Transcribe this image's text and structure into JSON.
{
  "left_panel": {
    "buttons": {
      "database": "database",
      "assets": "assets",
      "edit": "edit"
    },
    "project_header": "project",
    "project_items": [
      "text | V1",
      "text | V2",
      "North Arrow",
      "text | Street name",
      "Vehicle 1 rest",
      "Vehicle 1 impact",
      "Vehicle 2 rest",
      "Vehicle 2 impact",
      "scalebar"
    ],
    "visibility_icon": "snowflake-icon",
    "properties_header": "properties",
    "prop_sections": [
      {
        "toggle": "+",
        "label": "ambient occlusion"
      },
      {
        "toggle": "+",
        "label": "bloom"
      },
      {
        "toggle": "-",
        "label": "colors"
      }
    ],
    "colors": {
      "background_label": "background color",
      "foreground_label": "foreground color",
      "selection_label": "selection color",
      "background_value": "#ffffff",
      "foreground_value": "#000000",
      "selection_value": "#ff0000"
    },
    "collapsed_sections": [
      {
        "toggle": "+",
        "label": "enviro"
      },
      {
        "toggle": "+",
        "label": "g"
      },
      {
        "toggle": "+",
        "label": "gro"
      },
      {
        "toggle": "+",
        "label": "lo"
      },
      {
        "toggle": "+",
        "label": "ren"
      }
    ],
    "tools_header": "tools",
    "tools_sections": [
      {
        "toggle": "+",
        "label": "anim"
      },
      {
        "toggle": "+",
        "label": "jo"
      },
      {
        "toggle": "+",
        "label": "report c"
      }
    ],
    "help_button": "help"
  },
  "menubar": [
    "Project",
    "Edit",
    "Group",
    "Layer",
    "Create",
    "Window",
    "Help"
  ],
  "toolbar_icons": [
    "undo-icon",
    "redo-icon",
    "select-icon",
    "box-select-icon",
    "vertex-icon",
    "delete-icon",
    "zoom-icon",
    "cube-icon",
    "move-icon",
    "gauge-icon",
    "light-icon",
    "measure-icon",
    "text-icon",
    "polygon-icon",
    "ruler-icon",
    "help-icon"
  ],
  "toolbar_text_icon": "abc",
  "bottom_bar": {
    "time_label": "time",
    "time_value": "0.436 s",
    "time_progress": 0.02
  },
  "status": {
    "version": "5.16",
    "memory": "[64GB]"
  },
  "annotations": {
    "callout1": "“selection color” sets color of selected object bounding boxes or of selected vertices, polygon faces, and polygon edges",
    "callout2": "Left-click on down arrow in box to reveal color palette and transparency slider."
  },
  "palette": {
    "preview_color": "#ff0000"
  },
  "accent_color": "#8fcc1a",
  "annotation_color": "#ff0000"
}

+===+

> What is expected: Make a verbatim copy of every entry shown above.

> Exercise response:
Transcribe this image's text and structure into JSON.
{
  "left_panel": {
    "buttons": {
      "database": "database",
      "assets": "assets",
      "edit": "edit"
    },
    "project_header": "project",
    "project_items": [
      "text | V1",
      "text | V2",
      "North Arrow",
      "text | Street name",
      "Vehicle 1 rest",
      "Vehicle 1 impact",
      "Vehicle 2 rest",
      "Vehicle 2 impact",
      "scalebar"
    ],
    "visibility_icon": "snowflake-icon",
    "properties_header": "properties",
    "prop_sections": [
      {
        "toggle": "+",
        "label": "ambient occlusion"
      },
      {
        "toggle": "+",
        "label": "bloom"
      },
      {
        "toggle": "-",
        "label": "colors"
      }
    ],
    "colors": {
      "background_label": "background color",
      "foreground_label": "foreground color",
      "selection_label": "selection color",
      "background_value": "#ffffff",
      "foreground_value": "#000000",
      "selection_value": "#ff0000"
    },
    "collapsed_sections": [
      {
        "toggle": "+",
        "label": "enviro"
      },
      {
        "toggle": "+",
        "label": "g"
      },
      {
        "toggle": "+",
        "label": "gro"
      },
      {
        "toggle": "+",
        "label": "lo"
      },
      {
        "toggle": "+",
        "label": "ren"
      }
    ],
    "tools_header": "tools",
    "tools_sections": [
      {
        "toggle": "+",
        "label": "anim"
      },
      {
        "toggle": "+",
        "label": "jo"
      },
      {
        "toggle": "+",
        "label": "report c"
      }
    ],
    "help_button": "help"
  },
  "menubar": [
    "Project",
    "Edit",
    "Group",
    "Layer",
    "Create",
    "Window",
    "Help"
  ],
  "toolbar_icons": [
    "undo-icon",
    "redo-icon",
    "select-icon",
    "box-select-icon",
    "vertex-icon",
    "delete-icon",
    "zoom-icon",
    "cube-icon",
    "move-icon",
    "gauge-icon",
    "light-icon",
    "measure-icon",
    "text-icon",
    "polygon-icon",
    "ruler-icon",
    "help-icon"
  ],
  "toolbar_text_icon": "abc",
  "bottom_bar": {
    "time_label": "time",
    "time_value": "0.436 s",
    "time_progress": 0.02
  },
  "status": {
    "version": "5.16",
    "memory": "[64GB]"
  },
  "annotations": {
    "callout1": "“selection color” sets color of selected object bounding boxes or of selected vertices, polygon faces, and polygon edges",
    "callout2": "Left-click on down arrow in box to reveal color palette and transparency slider."
  },
  "palette": {
    "preview_color": "#ff0000"
  },
  "accent_color": "#8fcc1a",
  "annotation_color": "#ff0000"
}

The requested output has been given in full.